§ **Dataset extract**
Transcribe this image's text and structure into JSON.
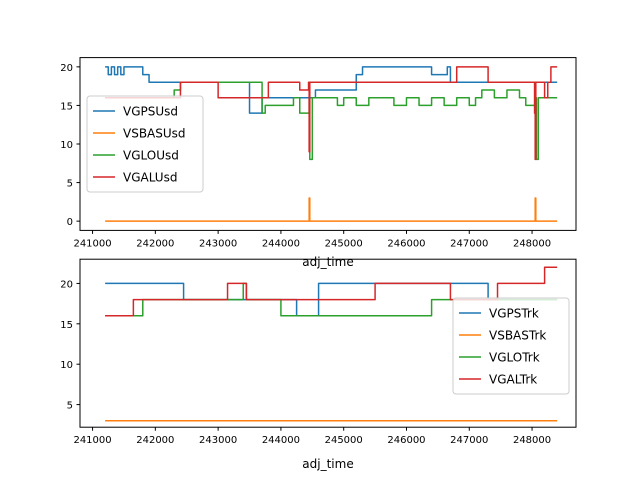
{
  "chart_data": [
    {
      "type": "line",
      "xlabel": "adj_time",
      "ylabel": "",
      "xlim": [
        240800,
        248700
      ],
      "ylim": [
        -1.2,
        21.2
      ],
      "xticks": [
        241000,
        242000,
        243000,
        244000,
        245000,
        246000,
        247000,
        248000
      ],
      "xtick_labels": [
        "241000",
        "242000",
        "243000",
        "244000",
        "245000",
        "246000",
        "247000",
        "248000"
      ],
      "yticks": [
        0,
        5,
        10,
        15,
        20
      ],
      "ytick_labels": [
        "0",
        "5",
        "10",
        "15",
        "20"
      ],
      "grid": false,
      "legend_position": "center-left",
      "series": [
        {
          "name": "VGPSUsd",
          "color": "#1f77b4",
          "x": [
            241200,
            241250,
            241300,
            241350,
            241400,
            241450,
            241500,
            241550,
            241800,
            241900,
            242000,
            243500,
            243650,
            243700,
            244500,
            244550,
            245200,
            245300,
            245600,
            246400,
            246650,
            246700,
            247000,
            247800,
            248400
          ],
          "y": [
            20,
            19,
            20,
            19,
            20,
            19,
            20,
            20,
            19,
            18,
            18,
            14,
            14,
            16,
            16,
            17,
            19,
            20,
            20,
            19,
            20,
            18,
            18,
            18,
            18
          ]
        },
        {
          "name": "VSBASUsd",
          "color": "#ff7f0e",
          "x": [
            241200,
            244440,
            244450,
            244460,
            248040,
            248050,
            248060,
            248400
          ],
          "y": [
            0,
            0,
            3,
            0,
            0,
            3,
            0,
            0
          ]
        },
        {
          "name": "VGLOUsd",
          "color": "#2ca02c",
          "x": [
            241200,
            242200,
            242300,
            242400,
            243600,
            243700,
            243750,
            244200,
            244300,
            244450,
            244460,
            244500,
            244900,
            245000,
            245200,
            245400,
            245800,
            246000,
            246200,
            246400,
            246600,
            246800,
            247000,
            247100,
            247200,
            247400,
            247600,
            247800,
            247900,
            248060,
            248070,
            248100,
            248400
          ],
          "y": [
            16,
            16,
            17,
            18,
            18,
            14,
            15,
            16,
            14,
            16,
            8,
            16,
            15,
            16,
            15,
            16,
            15,
            16,
            15,
            16,
            15,
            16,
            15,
            16,
            17,
            16,
            17,
            16,
            15,
            16,
            8,
            16,
            16
          ]
        },
        {
          "name": "VGALUsd",
          "color": "#d62728",
          "x": [
            241200,
            242300,
            242400,
            243000,
            243600,
            243800,
            244200,
            244300,
            244440,
            244450,
            244460,
            244600,
            246100,
            246800,
            247300,
            247900,
            248040,
            248050,
            248060,
            248200,
            248250,
            248300,
            248400
          ],
          "y": [
            16,
            16,
            18,
            16,
            16,
            18,
            18,
            17,
            18,
            9,
            18,
            18,
            18,
            20,
            18,
            18,
            14,
            8,
            18,
            16,
            18,
            20,
            20
          ]
        }
      ]
    },
    {
      "type": "line",
      "xlabel": "adj_time",
      "ylabel": "",
      "xlim": [
        240800,
        248700
      ],
      "ylim": [
        2.2,
        23.0
      ],
      "xticks": [
        241000,
        242000,
        243000,
        244000,
        245000,
        246000,
        247000,
        248000
      ],
      "xtick_labels": [
        "241000",
        "242000",
        "243000",
        "244000",
        "245000",
        "246000",
        "247000",
        "248000"
      ],
      "yticks": [
        5,
        10,
        15,
        20
      ],
      "ytick_labels": [
        "5",
        "10",
        "15",
        "20"
      ],
      "grid": false,
      "legend_position": "center-right",
      "series": [
        {
          "name": "VGPSTrk",
          "color": "#1f77b4",
          "x": [
            241200,
            242400,
            242450,
            244000,
            244250,
            244600,
            247250,
            247300,
            248400
          ],
          "y": [
            20,
            20,
            18,
            18,
            16,
            20,
            20,
            18,
            18
          ]
        },
        {
          "name": "VSBASTrk",
          "color": "#ff7f0e",
          "x": [
            241200,
            248400
          ],
          "y": [
            3,
            3
          ]
        },
        {
          "name": "VGLOTrk",
          "color": "#2ca02c",
          "x": [
            241200,
            241700,
            241800,
            243300,
            243400,
            243450,
            243950,
            244000,
            246300,
            246400,
            248400
          ],
          "y": [
            16,
            16,
            18,
            18,
            20,
            18,
            18,
            16,
            16,
            18,
            18
          ]
        },
        {
          "name": "VGALTrk",
          "color": "#d62728",
          "x": [
            241200,
            241650,
            243150,
            243450,
            245500,
            246700,
            247450,
            248200,
            248400
          ],
          "y": [
            16,
            18,
            20,
            18,
            20,
            18,
            20,
            22,
            22
          ]
        }
      ]
    }
  ]
}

§ **Short problem**
Leave images out of the retyped records; keep all else exact.

§ **Task solution**
Transcribe this image's text and structure into JSON.
{
  "chart_data": [
    {
      "type": "line",
      "xlabel": "adj_time",
      "ylabel": "",
      "xlim": [
        240800,
        248700
      ],
      "ylim": [
        -1.2,
        21.2
      ],
      "xticks": [
        241000,
        242000,
        243000,
        244000,
        245000,
        246000,
        247000,
        248000
      ],
      "xtick_labels": [
        "241000",
        "242000",
        "243000",
        "244000",
        "245000",
        "246000",
        "247000",
        "248000"
      ],
      "yticks": [
        0,
        5,
        10,
        15,
        20
      ],
      "ytick_labels": [
        "0",
        "5",
        "10",
        "15",
        "20"
      ],
      "grid": false,
      "legend_position": "center-left",
      "series": [
        {
          "name": "VGPSUsd",
          "color": "#1f77b4",
          "x": [
            241200,
            241250,
            241300,
            241350,
            241400,
            241450,
            241500,
            241550,
            241800,
            241900,
            242000,
            243500,
            243650,
            243700,
            244500,
            244550,
            245200,
            245300,
            245600,
            246400,
            246650,
            246700,
            247000,
            247800,
            248400
          ],
          "y": [
            20,
            19,
            20,
            19,
            20,
            19,
            20,
            20,
            19,
            18,
            18,
            14,
            14,
            16,
            16,
            17,
            19,
            20,
            20,
            19,
            20,
            18,
            18,
            18,
            18
          ]
        },
        {
          "name": "VSBASUsd",
          "color": "#ff7f0e",
          "x": [
            241200,
            244440,
            244450,
            244460,
            248040,
            248050,
            248060,
            248400
          ],
          "y": [
            0,
            0,
            3,
            0,
            0,
            3,
            0,
            0
          ]
        },
        {
          "name": "VGLOUsd",
          "color": "#2ca02c",
          "x": [
            241200,
            242200,
            242300,
            242400,
            243600,
            243700,
            243750,
            244200,
            244300,
            244450,
            244460,
            244500,
            244900,
            245000,
            245200,
            245400,
            245800,
            246000,
            246200,
            246400,
            246600,
            246800,
            247000,
            247100,
            247200,
            247400,
            247600,
            247800,
            247900,
            248060,
            248070,
            248100,
            248400
          ],
          "y": [
            16,
            16,
            17,
            18,
            18,
            14,
            15,
            16,
            14,
            16,
            8,
            16,
            15,
            16,
            15,
            16,
            15,
            16,
            15,
            16,
            15,
            16,
            15,
            16,
            17,
            16,
            17,
            16,
            15,
            16,
            8,
            16,
            16
          ]
        },
        {
          "name": "VGALUsd",
          "color": "#d62728",
          "x": [
            241200,
            242300,
            242400,
            243000,
            243600,
            243800,
            244200,
            244300,
            244440,
            244450,
            244460,
            244600,
            246100,
            246800,
            247300,
            247900,
            248040,
            248050,
            248060,
            248200,
            248250,
            248300,
            248400
          ],
          "y": [
            16,
            16,
            18,
            16,
            16,
            18,
            18,
            17,
            18,
            9,
            18,
            18,
            18,
            20,
            18,
            18,
            14,
            8,
            18,
            16,
            18,
            20,
            20
          ]
        }
      ]
    },
    {
      "type": "line",
      "xlabel": "adj_time",
      "ylabel": "",
      "xlim": [
        240800,
        248700
      ],
      "ylim": [
        2.2,
        23.0
      ],
      "xticks": [
        241000,
        242000,
        243000,
        244000,
        245000,
        246000,
        247000,
        248000
      ],
      "xtick_labels": [
        "241000",
        "242000",
        "243000",
        "244000",
        "245000",
        "246000",
        "247000",
        "248000"
      ],
      "yticks": [
        5,
        10,
        15,
        20
      ],
      "ytick_labels": [
        "5",
        "10",
        "15",
        "20"
      ],
      "grid": false,
      "legend_position": "center-right",
      "series": [
        {
          "name": "VGPSTrk",
          "color": "#1f77b4",
          "x": [
            241200,
            242400,
            242450,
            244000,
            244250,
            244600,
            247250,
            247300,
            248400
          ],
          "y": [
            20,
            20,
            18,
            18,
            16,
            20,
            20,
            18,
            18
          ]
        },
        {
          "name": "VSBASTrk",
          "color": "#ff7f0e",
          "x": [
            241200,
            248400
          ],
          "y": [
            3,
            3
          ]
        },
        {
          "name": "VGLOTrk",
          "color": "#2ca02c",
          "x": [
            241200,
            241700,
            241800,
            243300,
            243400,
            243450,
            243950,
            244000,
            246300,
            246400,
            248400
          ],
          "y": [
            16,
            16,
            18,
            18,
            20,
            18,
            18,
            16,
            16,
            18,
            18
          ]
        },
        {
          "name": "VGALTrk",
          "color": "#d62728",
          "x": [
            241200,
            241650,
            243150,
            243450,
            245500,
            246700,
            247450,
            248200,
            248400
          ],
          "y": [
            16,
            18,
            20,
            18,
            20,
            18,
            20,
            22,
            22
          ]
        }
      ]
    }
  ]
}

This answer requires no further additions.